* [What you have to do]
Check each line of the records below and collect those holding "кредитом".

· · · ·

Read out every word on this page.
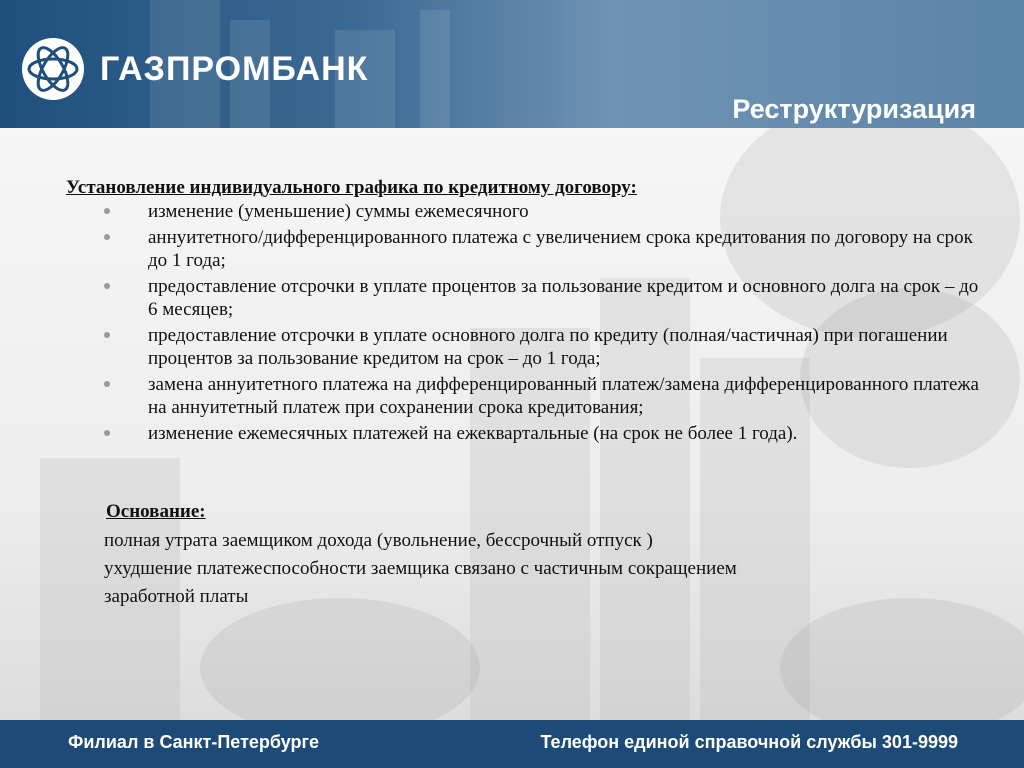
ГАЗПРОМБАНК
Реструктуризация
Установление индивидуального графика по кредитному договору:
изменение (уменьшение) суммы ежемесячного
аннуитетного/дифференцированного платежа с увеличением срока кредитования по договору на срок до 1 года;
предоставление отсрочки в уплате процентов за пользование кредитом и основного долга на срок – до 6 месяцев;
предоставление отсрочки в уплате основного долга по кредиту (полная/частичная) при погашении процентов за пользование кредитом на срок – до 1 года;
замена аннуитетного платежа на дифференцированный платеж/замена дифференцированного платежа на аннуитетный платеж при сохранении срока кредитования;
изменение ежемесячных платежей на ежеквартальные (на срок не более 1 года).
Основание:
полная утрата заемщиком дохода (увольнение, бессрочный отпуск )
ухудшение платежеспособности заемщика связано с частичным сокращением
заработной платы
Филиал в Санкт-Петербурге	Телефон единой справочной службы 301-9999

· · · ·

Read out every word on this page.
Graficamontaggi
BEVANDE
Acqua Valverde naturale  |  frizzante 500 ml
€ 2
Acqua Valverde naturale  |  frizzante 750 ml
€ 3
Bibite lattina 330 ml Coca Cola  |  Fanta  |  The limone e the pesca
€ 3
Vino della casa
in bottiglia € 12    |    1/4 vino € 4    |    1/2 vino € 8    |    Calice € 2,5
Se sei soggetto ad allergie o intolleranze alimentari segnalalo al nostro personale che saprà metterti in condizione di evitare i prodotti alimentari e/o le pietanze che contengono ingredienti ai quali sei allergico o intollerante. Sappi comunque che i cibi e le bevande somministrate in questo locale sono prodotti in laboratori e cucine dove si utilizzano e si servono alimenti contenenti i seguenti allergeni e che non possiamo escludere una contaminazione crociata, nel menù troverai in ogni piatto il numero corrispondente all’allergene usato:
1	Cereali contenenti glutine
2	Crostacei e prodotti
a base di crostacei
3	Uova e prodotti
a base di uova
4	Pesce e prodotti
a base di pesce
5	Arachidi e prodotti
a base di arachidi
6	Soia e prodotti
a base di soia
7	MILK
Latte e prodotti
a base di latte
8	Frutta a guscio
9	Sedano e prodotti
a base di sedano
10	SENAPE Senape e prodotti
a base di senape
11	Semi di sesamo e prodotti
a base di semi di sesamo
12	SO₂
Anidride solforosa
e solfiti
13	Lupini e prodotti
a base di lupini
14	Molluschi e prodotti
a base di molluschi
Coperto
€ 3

· · · ·

* [Exercise solution]
предоставление отсрочки в уплате процентов за пользование кредитом и основного долга на срок – до 6 месяцев;
предоставление отсрочки в уплате основного долга по кредиту (полная/частичная) при погашении процентов за пользование кредитом на срок – до 1 года;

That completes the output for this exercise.